- _EXERCISE DESCRIPTION_
Count every line of the material that holds the string "آگاتا". Respond with the total only.

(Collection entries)
* * *

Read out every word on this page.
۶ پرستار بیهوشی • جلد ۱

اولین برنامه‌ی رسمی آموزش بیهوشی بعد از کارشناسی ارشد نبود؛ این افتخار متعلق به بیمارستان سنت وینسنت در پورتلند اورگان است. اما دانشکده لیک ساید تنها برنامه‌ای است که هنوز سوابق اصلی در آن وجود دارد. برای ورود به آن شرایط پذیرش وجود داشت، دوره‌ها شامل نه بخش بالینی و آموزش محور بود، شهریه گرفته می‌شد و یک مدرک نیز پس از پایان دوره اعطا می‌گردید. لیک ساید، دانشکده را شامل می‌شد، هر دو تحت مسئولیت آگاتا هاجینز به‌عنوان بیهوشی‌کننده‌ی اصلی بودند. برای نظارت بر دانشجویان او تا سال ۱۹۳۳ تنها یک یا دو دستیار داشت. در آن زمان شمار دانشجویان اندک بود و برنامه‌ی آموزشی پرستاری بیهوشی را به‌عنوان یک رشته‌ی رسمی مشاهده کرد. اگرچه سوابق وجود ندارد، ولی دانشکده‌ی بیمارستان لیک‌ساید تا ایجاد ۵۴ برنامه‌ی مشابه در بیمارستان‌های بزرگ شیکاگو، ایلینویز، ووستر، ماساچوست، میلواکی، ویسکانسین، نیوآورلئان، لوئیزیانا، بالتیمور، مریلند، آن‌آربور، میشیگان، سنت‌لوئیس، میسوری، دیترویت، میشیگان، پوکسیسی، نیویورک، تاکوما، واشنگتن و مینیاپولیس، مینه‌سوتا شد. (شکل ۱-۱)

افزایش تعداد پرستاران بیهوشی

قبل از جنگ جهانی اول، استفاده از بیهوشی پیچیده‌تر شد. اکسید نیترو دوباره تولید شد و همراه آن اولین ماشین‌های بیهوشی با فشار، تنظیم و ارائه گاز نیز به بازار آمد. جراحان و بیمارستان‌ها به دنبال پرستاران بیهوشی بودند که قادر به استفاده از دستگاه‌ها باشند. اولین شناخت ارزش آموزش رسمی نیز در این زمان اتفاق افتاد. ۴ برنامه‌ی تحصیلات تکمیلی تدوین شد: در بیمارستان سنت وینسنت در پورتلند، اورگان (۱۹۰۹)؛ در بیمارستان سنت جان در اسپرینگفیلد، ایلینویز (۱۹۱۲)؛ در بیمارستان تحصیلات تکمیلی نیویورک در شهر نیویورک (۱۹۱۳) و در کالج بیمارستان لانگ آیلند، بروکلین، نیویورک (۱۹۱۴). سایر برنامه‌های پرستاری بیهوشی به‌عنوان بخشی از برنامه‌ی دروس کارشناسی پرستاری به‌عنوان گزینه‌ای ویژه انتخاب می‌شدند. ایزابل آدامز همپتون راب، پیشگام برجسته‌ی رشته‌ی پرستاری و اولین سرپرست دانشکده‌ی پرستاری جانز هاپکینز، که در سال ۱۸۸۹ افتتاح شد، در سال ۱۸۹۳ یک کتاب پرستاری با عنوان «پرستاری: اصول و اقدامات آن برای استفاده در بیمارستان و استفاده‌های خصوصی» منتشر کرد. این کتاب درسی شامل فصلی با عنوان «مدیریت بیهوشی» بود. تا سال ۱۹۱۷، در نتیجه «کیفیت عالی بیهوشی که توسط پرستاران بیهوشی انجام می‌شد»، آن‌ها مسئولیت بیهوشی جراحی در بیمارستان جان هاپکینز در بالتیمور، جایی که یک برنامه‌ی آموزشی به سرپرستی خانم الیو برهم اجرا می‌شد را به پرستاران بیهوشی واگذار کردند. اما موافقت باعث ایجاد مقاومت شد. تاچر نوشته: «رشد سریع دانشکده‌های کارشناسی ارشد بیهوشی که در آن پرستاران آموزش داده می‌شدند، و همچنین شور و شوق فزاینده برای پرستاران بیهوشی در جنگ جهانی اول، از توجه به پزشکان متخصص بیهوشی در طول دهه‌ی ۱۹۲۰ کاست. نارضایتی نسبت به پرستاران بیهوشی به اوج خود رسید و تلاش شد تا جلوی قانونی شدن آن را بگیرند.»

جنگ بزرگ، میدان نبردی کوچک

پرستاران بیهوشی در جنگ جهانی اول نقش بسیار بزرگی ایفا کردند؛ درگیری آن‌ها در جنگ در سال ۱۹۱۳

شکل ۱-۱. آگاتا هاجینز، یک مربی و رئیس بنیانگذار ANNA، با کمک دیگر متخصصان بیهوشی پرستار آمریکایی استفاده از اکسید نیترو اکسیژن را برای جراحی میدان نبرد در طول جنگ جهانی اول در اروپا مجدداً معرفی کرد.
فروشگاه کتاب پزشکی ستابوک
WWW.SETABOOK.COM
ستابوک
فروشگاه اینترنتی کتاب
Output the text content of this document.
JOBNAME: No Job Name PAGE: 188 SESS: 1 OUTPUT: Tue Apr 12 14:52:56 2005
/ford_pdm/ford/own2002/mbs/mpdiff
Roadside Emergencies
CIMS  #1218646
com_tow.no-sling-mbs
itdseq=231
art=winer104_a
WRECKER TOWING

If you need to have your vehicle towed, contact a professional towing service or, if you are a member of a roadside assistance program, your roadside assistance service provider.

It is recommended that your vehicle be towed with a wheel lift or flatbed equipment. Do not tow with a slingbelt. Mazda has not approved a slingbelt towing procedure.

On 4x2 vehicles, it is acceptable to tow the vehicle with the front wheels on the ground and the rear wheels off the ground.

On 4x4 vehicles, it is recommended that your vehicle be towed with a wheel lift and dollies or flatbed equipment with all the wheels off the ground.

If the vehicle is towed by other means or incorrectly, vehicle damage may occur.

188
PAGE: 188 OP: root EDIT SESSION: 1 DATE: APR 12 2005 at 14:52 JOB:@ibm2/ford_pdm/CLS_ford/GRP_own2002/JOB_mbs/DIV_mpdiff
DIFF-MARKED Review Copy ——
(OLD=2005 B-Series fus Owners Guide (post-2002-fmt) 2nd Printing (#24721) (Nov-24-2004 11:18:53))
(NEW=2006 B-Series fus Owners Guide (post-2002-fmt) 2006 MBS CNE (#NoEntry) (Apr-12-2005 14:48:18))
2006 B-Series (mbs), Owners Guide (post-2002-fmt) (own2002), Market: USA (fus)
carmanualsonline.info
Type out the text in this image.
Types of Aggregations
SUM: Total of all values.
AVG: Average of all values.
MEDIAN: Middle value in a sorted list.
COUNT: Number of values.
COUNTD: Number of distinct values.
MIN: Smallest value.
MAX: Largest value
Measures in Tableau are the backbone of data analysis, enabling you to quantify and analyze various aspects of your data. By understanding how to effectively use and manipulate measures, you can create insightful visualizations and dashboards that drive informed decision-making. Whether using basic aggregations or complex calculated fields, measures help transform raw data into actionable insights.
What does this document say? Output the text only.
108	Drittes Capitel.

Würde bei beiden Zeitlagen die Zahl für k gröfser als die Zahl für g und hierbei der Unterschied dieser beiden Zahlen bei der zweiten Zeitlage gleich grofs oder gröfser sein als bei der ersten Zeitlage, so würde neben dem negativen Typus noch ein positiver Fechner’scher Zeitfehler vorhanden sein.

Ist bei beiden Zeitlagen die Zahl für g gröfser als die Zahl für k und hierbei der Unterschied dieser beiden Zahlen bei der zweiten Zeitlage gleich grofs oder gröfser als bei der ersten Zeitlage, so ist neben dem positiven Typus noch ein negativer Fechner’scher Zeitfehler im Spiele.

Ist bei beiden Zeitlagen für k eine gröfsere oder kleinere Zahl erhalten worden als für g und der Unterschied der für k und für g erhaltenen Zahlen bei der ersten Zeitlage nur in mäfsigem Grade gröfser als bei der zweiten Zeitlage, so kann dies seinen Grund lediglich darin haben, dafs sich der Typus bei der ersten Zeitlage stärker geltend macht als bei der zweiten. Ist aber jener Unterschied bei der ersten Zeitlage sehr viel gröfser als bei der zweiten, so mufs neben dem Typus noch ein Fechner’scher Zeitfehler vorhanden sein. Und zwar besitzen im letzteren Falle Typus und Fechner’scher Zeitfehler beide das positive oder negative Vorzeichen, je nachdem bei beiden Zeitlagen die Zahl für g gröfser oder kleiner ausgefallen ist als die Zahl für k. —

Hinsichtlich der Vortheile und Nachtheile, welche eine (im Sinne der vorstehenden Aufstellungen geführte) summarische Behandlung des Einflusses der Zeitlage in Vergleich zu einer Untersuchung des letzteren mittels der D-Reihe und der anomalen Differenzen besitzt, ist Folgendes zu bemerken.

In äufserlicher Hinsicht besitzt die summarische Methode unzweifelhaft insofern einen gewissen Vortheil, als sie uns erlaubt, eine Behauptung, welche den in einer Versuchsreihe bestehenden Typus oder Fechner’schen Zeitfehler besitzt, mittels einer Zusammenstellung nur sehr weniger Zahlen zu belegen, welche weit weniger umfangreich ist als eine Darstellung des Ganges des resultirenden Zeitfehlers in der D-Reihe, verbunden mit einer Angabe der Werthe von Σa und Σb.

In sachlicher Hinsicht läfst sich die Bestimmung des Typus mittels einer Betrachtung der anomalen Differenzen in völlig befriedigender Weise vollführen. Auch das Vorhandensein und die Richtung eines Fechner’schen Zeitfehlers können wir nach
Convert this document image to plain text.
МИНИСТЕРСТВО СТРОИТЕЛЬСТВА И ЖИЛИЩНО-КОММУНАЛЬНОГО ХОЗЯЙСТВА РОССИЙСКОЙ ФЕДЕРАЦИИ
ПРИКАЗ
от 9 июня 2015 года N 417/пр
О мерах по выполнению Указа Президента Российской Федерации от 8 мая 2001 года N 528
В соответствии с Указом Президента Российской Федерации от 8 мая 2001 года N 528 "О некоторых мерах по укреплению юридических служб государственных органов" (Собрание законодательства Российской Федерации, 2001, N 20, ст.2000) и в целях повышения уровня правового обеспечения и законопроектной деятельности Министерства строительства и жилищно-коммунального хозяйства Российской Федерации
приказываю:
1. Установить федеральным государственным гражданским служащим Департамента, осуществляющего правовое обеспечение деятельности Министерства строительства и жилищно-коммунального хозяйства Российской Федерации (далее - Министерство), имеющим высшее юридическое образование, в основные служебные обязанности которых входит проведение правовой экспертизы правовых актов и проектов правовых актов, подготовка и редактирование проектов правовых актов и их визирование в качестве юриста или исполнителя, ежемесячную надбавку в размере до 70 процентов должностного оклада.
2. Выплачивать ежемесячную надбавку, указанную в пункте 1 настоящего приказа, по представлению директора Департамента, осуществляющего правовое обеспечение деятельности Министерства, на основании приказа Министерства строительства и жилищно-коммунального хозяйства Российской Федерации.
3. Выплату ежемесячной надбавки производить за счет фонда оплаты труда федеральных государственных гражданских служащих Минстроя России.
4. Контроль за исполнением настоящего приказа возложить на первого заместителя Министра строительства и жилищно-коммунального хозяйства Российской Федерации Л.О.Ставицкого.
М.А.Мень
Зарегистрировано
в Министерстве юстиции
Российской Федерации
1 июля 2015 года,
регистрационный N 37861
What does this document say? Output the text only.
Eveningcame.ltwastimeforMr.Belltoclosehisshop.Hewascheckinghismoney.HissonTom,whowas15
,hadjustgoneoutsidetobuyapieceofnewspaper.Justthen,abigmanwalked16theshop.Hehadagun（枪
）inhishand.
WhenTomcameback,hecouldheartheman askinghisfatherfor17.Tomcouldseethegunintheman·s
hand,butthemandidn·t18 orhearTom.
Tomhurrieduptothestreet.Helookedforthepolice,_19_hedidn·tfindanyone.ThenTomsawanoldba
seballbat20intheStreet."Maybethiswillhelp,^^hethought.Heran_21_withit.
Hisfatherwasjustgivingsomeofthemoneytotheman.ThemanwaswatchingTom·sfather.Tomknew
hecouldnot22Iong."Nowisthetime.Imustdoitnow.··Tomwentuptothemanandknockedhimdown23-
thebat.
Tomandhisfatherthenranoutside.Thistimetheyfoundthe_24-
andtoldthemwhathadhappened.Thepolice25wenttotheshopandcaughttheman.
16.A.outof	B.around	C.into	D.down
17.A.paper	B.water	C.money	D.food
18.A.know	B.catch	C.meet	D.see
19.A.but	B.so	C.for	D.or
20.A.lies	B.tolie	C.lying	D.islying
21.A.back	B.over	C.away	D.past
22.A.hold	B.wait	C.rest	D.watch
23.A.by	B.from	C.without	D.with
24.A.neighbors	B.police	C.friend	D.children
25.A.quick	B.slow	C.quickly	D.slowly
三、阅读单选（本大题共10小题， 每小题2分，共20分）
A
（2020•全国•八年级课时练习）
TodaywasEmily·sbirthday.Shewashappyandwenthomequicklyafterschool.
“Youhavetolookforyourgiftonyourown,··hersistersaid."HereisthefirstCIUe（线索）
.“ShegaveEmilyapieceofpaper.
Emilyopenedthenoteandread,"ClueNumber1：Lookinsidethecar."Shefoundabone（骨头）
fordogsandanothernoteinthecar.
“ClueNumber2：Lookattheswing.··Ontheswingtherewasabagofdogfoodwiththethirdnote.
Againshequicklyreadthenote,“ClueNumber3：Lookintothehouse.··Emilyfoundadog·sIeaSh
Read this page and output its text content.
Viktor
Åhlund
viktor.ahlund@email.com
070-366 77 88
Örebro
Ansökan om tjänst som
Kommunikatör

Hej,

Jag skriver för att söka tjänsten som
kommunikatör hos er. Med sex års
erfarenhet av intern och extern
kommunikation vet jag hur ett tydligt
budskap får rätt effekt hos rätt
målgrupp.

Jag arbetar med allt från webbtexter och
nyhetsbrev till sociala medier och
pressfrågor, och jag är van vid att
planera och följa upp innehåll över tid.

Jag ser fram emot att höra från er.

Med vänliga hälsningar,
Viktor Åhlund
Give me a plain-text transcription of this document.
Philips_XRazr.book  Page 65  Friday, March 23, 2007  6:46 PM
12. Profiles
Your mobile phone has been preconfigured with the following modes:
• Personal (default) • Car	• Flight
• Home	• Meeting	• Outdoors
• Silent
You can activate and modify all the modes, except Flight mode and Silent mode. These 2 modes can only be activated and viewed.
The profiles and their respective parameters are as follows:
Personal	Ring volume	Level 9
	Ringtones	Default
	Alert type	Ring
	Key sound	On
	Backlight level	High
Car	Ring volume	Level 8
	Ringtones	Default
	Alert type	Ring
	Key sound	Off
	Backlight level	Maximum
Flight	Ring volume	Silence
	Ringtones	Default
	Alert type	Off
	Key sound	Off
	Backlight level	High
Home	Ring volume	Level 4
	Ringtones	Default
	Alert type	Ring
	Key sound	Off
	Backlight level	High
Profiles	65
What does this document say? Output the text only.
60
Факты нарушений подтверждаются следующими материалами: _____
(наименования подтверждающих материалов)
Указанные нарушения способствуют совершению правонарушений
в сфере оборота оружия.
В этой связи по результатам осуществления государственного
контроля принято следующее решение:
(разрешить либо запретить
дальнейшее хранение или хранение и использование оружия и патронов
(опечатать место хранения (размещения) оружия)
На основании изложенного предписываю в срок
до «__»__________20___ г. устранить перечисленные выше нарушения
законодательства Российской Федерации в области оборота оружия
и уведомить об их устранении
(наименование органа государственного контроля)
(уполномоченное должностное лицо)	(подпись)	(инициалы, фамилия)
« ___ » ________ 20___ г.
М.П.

* * *

- _SOLUTION TO THIS EXERCISE_
2